All records below must be retyped exactly.

# # #

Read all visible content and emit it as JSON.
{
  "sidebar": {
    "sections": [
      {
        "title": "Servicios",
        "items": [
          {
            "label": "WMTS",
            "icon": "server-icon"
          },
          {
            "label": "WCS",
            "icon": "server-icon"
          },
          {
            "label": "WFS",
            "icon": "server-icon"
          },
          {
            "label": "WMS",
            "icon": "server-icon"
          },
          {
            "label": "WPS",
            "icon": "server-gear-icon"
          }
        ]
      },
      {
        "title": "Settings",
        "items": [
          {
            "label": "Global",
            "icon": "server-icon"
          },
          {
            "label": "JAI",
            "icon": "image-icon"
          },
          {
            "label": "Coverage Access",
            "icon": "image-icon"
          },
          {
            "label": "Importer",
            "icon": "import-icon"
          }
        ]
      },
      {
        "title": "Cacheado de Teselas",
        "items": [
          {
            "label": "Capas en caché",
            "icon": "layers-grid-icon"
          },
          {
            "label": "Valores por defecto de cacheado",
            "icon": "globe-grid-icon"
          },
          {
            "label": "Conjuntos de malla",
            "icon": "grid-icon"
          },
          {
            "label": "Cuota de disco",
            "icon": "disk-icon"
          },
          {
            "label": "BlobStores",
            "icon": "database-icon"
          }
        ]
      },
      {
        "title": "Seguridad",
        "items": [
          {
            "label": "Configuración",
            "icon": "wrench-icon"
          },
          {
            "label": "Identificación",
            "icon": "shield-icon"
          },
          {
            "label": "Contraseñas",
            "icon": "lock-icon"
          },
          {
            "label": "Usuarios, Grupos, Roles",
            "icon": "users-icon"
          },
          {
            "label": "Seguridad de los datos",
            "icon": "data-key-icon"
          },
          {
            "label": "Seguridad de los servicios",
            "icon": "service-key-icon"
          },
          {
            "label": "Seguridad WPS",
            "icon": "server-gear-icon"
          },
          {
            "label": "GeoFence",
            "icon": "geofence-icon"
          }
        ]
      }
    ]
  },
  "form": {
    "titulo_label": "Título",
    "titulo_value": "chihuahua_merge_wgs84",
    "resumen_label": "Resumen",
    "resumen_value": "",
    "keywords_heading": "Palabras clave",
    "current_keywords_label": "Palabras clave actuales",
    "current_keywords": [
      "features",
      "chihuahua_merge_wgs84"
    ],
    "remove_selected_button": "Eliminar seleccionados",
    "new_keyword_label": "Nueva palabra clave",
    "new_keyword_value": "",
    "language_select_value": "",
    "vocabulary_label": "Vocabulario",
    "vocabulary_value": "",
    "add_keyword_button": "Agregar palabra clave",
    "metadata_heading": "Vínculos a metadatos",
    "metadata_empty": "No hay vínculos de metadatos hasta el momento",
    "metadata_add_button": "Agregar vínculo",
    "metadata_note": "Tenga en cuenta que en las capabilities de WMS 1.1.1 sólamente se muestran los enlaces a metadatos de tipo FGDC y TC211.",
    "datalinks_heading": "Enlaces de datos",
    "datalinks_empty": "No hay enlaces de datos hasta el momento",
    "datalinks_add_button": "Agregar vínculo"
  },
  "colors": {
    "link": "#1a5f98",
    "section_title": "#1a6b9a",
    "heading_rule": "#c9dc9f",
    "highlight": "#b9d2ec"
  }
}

# # #

▶ _Answer to this problem_
Read all visible content and emit it as JSON.
{
  "sidebar": {
    "sections": [
      {
        "title": "Servicios",
        "items": [
          {
            "label": "WMTS",
            "icon": "server-icon"
          },
          {
            "label": "WCS",
            "icon": "server-icon"
          },
          {
            "label": "WFS",
            "icon": "server-icon"
          },
          {
            "label": "WMS",
            "icon": "server-icon"
          },
          {
            "label": "WPS",
            "icon": "server-gear-icon"
          }
        ]
      },
      {
        "title": "Settings",
        "items": [
          {
            "label": "Global",
            "icon": "server-icon"
          },
          {
            "label": "JAI",
            "icon": "image-icon"
          },
          {
            "label": "Coverage Access",
            "icon": "image-icon"
          },
          {
            "label": "Importer",
            "icon": "import-icon"
          }
        ]
      },
      {
        "title": "Cacheado de Teselas",
        "items": [
          {
            "label": "Capas en caché",
            "icon": "layers-grid-icon"
          },
          {
            "label": "Valores por defecto de cacheado",
            "icon": "globe-grid-icon"
          },
          {
            "label": "Conjuntos de malla",
            "icon": "grid-icon"
          },
          {
            "label": "Cuota de disco",
            "icon": "disk-icon"
          },
          {
            "label": "BlobStores",
            "icon": "database-icon"
          }
        ]
      },
      {
        "title": "Seguridad",
        "items": [
          {
            "label": "Configuración",
            "icon": "wrench-icon"
          },
          {
            "label": "Identificación",
            "icon": "shield-icon"
          },
          {
            "label": "Contraseñas",
            "icon": "lock-icon"
          },
          {
            "label": "Usuarios, Grupos, Roles",
            "icon": "users-icon"
          },
          {
            "label": "Seguridad de los datos",
            "icon": "data-key-icon"
          },
          {
            "label": "Seguridad de los servicios",
            "icon": "service-key-icon"
          },
          {
            "label": "Seguridad WPS",
            "icon": "server-gear-icon"
          },
          {
            "label": "GeoFence",
            "icon": "geofence-icon"
          }
        ]
      }
    ]
  },
  "form": {
    "titulo_label": "Título",
    "titulo_value": "chihuahua_merge_wgs84",
    "resumen_label": "Resumen",
    "resumen_value": "",
    "keywords_heading": "Palabras clave",
    "current_keywords_label": "Palabras clave actuales",
    "current_keywords": [
      "features",
      "chihuahua_merge_wgs84"
    ],
    "remove_selected_button": "Eliminar seleccionados",
    "new_keyword_label": "Nueva palabra clave",
    "new_keyword_value": "",
    "language_select_value": "",
    "vocabulary_label": "Vocabulario",
    "vocabulary_value": "",
    "add_keyword_button": "Agregar palabra clave",
    "metadata_heading": "Vínculos a metadatos",
    "metadata_empty": "No hay vínculos de metadatos hasta el momento",
    "metadata_add_button": "Agregar vínculo",
    "metadata_note": "Tenga en cuenta que en las capabilities de WMS 1.1.1 sólamente se muestran los enlaces a metadatos de tipo FGDC y TC211.",
    "datalinks_heading": "Enlaces de datos",
    "datalinks_empty": "No hay enlaces de datos hasta el momento",
    "datalinks_add_button": "Agregar vínculo"
  },
  "colors": {
    "link": "#1a5f98",
    "section_title": "#1a6b9a",
    "heading_rule": "#c9dc9f",
    "highlight": "#b9d2ec"
  }
}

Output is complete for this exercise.